◆ INPUT MATERIAL

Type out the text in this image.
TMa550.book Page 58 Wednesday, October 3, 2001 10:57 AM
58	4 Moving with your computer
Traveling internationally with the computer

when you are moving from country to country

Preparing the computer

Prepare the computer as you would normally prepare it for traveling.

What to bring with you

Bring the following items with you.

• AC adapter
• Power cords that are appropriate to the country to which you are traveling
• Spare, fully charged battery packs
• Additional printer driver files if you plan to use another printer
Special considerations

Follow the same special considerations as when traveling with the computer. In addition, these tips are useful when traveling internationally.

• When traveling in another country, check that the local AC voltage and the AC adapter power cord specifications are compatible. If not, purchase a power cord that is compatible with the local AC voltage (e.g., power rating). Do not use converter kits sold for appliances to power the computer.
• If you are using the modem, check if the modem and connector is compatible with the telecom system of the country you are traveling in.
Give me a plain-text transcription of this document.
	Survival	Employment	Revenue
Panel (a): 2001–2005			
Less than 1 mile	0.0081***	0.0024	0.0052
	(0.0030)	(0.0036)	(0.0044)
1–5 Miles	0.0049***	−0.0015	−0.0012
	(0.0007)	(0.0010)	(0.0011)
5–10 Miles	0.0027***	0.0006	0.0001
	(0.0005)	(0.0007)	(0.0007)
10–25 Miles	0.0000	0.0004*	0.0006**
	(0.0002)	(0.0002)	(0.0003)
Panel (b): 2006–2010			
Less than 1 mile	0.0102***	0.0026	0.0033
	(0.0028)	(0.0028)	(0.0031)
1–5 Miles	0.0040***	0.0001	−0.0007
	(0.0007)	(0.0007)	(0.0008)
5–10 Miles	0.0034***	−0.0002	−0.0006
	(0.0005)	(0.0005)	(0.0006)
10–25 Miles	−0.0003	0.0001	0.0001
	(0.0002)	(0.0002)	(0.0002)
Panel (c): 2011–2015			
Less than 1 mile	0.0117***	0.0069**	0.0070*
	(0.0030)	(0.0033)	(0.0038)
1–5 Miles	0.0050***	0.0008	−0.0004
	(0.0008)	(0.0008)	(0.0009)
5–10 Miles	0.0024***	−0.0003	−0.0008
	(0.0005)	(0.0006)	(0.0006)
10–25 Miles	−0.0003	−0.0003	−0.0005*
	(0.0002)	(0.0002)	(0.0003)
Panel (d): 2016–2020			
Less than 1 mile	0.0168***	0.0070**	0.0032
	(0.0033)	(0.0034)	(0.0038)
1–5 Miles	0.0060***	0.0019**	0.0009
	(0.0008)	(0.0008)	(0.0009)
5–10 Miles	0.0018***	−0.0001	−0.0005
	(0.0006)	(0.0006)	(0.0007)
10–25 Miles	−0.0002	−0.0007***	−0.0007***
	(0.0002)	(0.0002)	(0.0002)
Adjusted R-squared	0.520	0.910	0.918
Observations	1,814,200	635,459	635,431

---

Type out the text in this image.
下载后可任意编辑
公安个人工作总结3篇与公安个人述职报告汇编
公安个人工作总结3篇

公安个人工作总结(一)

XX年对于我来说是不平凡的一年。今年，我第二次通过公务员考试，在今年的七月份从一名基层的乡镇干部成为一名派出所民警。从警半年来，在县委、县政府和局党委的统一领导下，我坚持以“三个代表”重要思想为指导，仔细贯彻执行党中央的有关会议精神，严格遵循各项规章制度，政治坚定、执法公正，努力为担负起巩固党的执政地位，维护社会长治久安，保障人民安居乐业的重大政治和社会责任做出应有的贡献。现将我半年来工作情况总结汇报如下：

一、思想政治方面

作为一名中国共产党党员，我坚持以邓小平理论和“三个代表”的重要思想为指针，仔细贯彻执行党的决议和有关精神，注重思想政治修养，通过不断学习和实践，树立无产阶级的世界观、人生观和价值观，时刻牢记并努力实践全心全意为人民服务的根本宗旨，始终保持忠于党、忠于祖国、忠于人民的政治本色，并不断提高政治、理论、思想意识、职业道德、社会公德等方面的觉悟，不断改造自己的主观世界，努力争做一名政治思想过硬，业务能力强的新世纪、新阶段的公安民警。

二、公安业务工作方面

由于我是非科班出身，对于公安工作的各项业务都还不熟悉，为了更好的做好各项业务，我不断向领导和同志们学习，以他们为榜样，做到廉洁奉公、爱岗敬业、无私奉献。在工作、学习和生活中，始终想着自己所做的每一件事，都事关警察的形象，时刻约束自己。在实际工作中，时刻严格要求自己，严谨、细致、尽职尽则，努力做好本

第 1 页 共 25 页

◆ WHAT IS ASKED
Pull every line holding "internationally" out of the records.

◆ EXPECTED ANSWER
Traveling internationally with the computer
Follow the same special considerations as when traveling with the computer. In addition, these tips are useful when traveling internationally.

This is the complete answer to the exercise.